Your objective: Find and copy each line of the records where the string "continues" shows up.

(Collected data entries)
....................

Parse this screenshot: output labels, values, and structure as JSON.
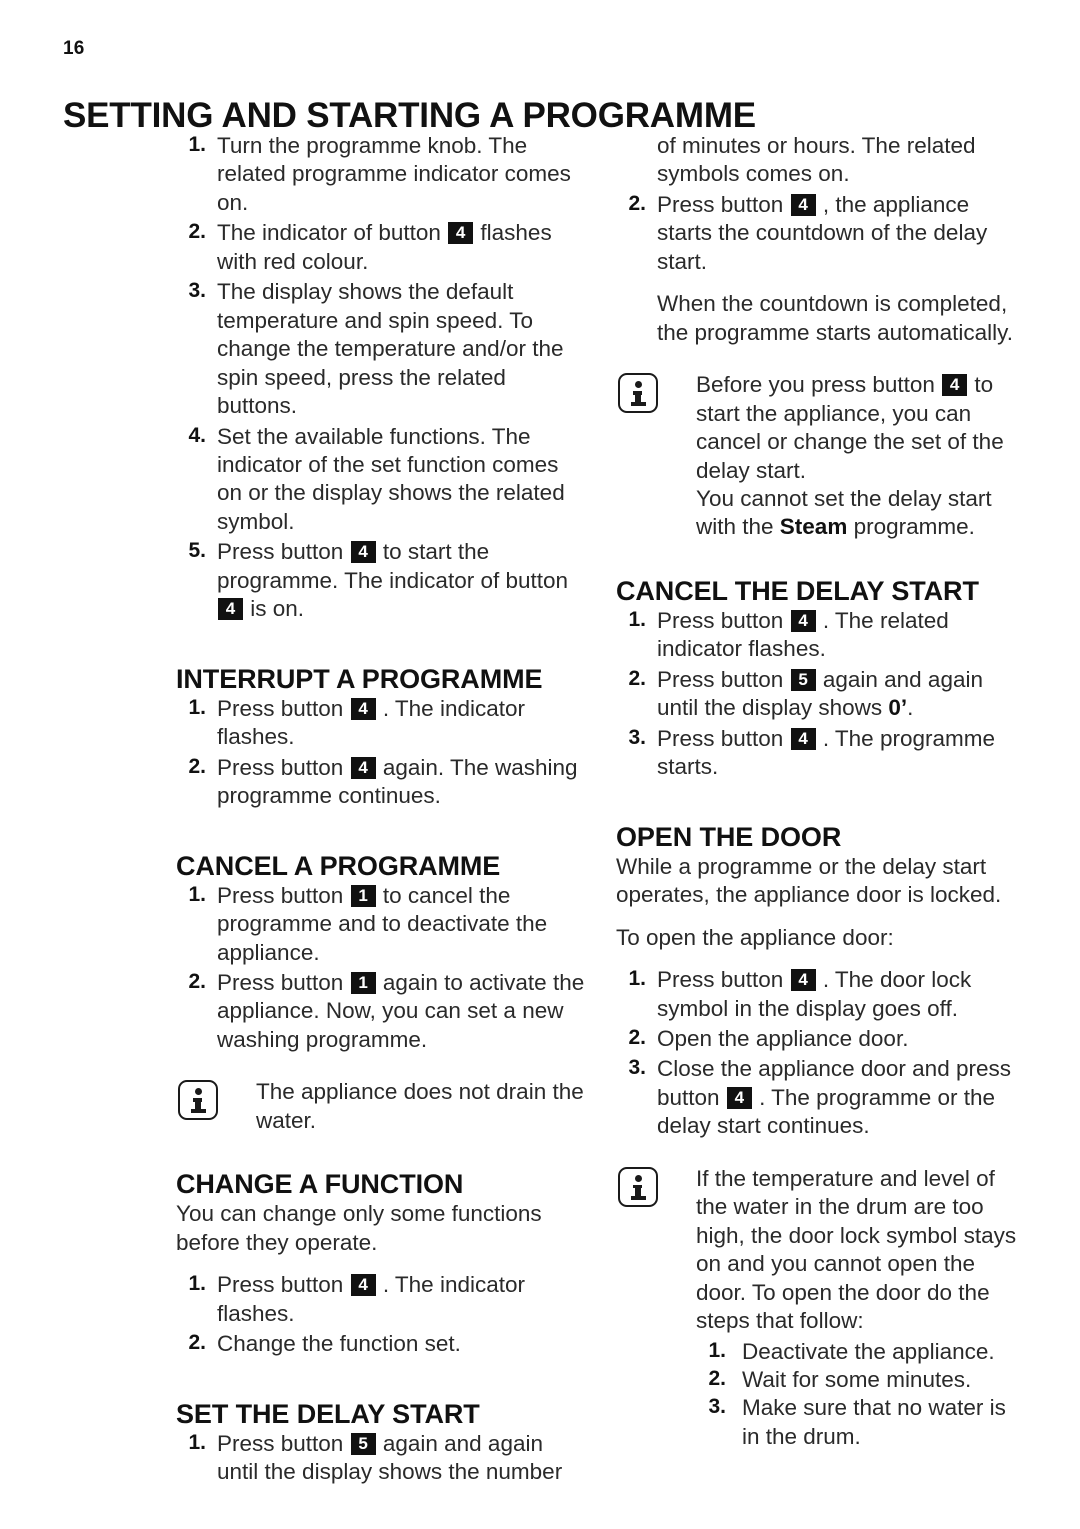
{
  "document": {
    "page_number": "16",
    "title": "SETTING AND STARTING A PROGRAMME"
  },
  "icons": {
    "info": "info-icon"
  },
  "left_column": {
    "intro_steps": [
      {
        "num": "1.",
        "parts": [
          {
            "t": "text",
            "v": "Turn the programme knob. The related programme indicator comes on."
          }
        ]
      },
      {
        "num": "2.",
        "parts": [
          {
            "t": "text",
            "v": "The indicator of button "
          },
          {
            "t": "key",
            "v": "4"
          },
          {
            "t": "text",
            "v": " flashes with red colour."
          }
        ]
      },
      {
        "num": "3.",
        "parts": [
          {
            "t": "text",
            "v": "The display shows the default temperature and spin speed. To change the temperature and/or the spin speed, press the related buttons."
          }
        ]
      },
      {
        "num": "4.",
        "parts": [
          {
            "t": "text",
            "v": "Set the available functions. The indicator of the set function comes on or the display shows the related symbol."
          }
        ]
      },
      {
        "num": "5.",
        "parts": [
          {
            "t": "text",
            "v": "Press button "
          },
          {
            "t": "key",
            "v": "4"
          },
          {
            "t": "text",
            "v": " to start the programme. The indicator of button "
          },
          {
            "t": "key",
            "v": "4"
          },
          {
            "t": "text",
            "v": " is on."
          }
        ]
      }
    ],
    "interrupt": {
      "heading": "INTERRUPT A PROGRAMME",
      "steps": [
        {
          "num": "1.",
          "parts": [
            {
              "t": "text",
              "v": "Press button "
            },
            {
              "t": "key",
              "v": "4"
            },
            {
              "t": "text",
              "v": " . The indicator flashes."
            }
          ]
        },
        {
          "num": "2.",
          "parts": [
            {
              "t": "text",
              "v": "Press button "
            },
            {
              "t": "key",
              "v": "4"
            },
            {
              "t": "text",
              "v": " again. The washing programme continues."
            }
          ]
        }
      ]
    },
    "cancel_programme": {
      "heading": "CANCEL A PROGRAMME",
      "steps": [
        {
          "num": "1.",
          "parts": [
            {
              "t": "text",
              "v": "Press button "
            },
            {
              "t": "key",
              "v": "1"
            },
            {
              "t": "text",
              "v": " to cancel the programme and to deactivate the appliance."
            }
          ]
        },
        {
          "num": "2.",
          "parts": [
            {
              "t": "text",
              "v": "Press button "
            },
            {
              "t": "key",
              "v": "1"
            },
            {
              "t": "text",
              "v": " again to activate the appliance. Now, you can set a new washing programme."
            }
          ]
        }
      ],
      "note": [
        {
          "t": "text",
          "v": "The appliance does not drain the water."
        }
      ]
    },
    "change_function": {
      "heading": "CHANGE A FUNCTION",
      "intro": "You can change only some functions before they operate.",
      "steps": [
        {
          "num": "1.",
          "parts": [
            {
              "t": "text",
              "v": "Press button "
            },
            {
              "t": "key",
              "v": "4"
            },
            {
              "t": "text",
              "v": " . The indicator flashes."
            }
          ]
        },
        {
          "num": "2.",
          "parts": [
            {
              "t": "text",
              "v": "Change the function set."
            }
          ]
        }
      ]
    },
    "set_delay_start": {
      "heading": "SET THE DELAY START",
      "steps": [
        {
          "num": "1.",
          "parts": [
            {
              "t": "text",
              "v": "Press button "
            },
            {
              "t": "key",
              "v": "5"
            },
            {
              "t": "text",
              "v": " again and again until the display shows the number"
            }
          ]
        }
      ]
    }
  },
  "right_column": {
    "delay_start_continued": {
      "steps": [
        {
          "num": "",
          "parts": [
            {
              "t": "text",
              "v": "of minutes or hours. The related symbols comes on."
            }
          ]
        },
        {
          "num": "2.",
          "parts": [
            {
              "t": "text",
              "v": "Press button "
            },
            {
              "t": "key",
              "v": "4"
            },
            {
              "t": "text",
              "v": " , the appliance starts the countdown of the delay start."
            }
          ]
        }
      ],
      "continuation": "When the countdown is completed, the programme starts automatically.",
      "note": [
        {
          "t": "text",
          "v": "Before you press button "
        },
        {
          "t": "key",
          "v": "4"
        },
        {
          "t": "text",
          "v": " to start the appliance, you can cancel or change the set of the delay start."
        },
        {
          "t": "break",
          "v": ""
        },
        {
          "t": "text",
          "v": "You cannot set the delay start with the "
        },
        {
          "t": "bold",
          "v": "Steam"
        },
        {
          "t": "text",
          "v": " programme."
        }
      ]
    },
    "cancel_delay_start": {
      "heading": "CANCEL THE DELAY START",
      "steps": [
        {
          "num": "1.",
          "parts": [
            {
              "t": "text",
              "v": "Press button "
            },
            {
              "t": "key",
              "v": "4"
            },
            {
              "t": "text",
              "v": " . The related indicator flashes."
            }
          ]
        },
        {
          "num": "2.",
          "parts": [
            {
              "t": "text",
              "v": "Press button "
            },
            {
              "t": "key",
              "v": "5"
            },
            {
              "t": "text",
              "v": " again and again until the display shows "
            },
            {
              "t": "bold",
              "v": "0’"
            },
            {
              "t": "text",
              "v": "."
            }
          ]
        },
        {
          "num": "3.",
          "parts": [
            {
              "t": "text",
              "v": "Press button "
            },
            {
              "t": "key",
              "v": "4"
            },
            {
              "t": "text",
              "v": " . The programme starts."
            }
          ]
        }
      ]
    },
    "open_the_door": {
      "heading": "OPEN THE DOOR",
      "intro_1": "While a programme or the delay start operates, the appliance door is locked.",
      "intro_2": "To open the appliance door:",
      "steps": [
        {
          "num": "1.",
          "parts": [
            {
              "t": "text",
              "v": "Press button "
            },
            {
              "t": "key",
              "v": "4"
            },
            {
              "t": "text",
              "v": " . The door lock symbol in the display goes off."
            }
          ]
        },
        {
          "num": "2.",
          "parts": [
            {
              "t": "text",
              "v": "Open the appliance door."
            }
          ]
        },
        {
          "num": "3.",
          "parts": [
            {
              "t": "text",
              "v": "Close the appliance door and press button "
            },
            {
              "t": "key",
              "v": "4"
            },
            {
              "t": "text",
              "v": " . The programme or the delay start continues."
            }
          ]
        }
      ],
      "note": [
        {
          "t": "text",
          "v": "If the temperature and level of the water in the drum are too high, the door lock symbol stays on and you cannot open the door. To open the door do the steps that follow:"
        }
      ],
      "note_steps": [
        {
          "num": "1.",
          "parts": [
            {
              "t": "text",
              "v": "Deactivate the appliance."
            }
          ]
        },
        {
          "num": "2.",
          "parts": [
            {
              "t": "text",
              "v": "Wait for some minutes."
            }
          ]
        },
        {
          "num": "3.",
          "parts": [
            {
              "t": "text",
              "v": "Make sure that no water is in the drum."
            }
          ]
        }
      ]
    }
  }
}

....................

Reply:
              "v": " again. The washing programme continues."
              "v": " . The programme or the delay start continues."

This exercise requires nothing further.